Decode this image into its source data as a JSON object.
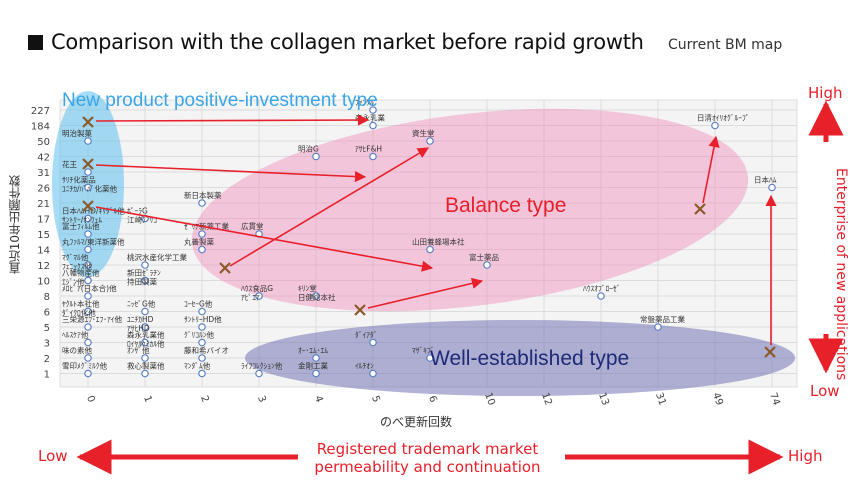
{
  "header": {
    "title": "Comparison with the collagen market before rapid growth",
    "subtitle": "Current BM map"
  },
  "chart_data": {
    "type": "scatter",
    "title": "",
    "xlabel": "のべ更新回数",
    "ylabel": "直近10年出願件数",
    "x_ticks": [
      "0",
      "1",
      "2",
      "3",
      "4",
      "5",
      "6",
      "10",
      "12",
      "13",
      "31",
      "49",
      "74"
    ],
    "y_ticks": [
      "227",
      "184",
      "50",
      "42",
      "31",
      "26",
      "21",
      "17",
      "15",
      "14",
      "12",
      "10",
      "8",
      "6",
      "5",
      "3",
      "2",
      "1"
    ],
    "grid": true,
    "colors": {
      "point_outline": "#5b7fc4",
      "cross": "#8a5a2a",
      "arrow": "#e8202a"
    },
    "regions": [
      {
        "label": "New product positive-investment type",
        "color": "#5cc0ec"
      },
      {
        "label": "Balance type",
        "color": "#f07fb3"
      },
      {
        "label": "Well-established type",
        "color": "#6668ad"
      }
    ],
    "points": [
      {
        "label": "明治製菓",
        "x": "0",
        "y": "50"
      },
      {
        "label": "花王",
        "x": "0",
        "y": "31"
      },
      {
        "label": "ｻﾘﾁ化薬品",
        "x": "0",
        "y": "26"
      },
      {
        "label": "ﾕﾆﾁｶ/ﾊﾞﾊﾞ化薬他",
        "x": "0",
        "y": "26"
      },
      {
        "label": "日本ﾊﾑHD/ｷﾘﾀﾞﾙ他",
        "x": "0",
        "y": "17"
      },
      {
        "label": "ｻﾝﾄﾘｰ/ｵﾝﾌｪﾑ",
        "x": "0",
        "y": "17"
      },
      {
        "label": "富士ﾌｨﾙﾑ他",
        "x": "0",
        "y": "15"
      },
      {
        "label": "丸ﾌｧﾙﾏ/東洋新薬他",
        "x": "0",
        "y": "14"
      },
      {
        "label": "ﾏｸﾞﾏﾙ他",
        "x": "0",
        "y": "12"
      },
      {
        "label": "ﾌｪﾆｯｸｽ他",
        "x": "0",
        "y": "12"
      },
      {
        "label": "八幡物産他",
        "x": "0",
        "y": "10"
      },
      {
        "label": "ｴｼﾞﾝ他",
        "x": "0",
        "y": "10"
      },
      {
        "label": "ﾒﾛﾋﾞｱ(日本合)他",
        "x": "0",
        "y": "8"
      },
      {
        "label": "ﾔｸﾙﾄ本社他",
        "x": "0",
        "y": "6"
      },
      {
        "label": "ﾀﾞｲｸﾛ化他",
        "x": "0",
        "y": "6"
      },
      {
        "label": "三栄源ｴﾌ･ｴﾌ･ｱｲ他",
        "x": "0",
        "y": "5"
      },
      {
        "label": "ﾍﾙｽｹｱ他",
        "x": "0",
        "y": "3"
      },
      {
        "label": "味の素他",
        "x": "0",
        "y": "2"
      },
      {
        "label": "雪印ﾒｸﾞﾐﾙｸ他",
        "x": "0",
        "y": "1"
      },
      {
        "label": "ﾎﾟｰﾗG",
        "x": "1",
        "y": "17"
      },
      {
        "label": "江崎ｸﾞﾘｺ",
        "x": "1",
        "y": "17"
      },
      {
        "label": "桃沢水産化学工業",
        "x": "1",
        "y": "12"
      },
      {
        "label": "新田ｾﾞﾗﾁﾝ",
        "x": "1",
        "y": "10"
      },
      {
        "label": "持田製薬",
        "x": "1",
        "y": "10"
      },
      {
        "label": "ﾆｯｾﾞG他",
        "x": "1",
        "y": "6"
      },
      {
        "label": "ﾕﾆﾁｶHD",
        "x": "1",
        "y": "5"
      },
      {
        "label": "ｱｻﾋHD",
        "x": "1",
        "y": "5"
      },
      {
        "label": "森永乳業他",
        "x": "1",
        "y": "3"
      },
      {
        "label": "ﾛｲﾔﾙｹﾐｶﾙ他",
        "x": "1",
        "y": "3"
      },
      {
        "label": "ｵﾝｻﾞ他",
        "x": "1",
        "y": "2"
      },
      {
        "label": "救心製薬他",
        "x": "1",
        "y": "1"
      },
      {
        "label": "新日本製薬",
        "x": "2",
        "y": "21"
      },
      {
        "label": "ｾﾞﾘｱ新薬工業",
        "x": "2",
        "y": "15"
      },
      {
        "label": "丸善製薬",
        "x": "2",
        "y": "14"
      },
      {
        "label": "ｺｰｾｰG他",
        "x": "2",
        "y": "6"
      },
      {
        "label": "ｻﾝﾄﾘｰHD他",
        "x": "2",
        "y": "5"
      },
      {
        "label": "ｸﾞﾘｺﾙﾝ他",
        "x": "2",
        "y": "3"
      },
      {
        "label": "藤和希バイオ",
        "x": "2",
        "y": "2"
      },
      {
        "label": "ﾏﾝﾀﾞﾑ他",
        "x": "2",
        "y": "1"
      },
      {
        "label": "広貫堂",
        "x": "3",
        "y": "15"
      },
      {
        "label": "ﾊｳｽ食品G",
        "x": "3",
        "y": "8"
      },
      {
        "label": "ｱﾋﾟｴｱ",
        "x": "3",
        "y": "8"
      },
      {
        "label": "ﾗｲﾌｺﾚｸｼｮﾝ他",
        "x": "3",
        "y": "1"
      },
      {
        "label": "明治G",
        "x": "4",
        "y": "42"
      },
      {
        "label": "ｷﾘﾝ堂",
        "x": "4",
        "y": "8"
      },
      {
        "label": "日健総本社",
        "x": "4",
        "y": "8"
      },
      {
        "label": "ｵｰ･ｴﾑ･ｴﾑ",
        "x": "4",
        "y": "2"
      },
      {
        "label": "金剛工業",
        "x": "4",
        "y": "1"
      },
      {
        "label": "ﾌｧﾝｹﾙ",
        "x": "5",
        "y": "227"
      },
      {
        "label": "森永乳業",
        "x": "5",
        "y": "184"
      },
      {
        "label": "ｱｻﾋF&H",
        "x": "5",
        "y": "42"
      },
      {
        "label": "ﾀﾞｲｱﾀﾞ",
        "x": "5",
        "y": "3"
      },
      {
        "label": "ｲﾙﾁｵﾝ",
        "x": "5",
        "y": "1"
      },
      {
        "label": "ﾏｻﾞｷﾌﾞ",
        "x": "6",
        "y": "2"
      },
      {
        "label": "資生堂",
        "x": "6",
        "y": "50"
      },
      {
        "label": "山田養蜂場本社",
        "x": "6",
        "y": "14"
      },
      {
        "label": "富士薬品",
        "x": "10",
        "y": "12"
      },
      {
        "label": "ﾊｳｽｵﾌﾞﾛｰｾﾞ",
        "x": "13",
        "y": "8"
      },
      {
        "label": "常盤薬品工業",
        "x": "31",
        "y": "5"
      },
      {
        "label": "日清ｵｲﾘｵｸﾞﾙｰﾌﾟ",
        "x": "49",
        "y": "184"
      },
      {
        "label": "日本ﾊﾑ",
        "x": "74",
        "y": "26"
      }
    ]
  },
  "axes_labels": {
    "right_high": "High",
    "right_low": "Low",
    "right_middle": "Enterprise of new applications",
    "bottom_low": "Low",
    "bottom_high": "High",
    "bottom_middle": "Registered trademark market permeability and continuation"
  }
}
____
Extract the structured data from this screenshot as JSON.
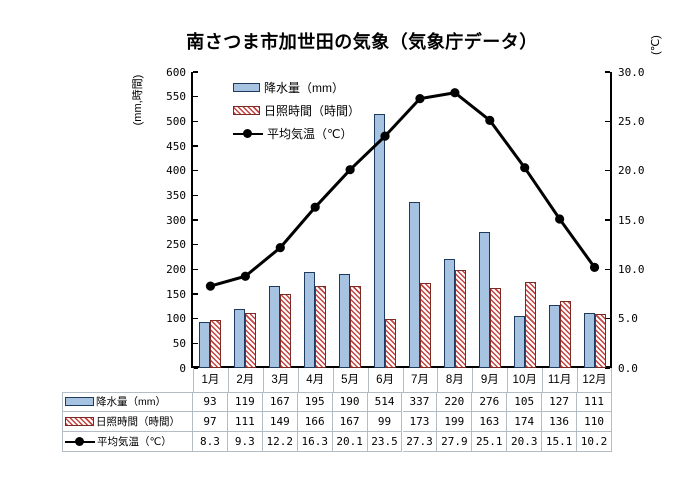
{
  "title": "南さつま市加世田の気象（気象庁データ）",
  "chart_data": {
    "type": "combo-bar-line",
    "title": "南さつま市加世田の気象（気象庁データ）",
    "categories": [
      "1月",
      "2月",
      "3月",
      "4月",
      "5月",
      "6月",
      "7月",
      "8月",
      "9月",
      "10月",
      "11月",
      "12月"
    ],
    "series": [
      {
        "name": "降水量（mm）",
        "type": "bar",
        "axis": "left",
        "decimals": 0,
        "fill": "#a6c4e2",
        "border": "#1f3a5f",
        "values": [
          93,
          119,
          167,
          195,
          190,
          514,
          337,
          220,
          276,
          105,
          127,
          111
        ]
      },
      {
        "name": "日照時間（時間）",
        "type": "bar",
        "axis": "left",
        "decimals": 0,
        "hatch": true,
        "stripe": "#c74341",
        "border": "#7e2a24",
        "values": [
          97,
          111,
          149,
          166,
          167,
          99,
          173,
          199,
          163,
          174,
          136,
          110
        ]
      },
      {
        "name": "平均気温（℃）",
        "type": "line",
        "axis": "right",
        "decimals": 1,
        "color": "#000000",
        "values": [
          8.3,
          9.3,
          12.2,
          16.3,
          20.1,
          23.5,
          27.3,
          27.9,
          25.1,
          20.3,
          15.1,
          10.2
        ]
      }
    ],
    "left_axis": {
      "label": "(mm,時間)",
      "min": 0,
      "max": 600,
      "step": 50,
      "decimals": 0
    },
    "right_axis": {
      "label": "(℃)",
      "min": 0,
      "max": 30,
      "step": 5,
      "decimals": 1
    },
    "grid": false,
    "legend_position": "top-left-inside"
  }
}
____
PROBLEM STATEMENT:
Find the word "type" in the material, then list each line that holds it.

OUTPUT OF THE TASK:
    "type": "scatter",
        "label": "New product positive-investment type",
        "label": "Balance type",
        "label": "Well-established type",
    "type": "combo-bar-line",
        "type": "bar",
        "type": "bar",
        "type": "line",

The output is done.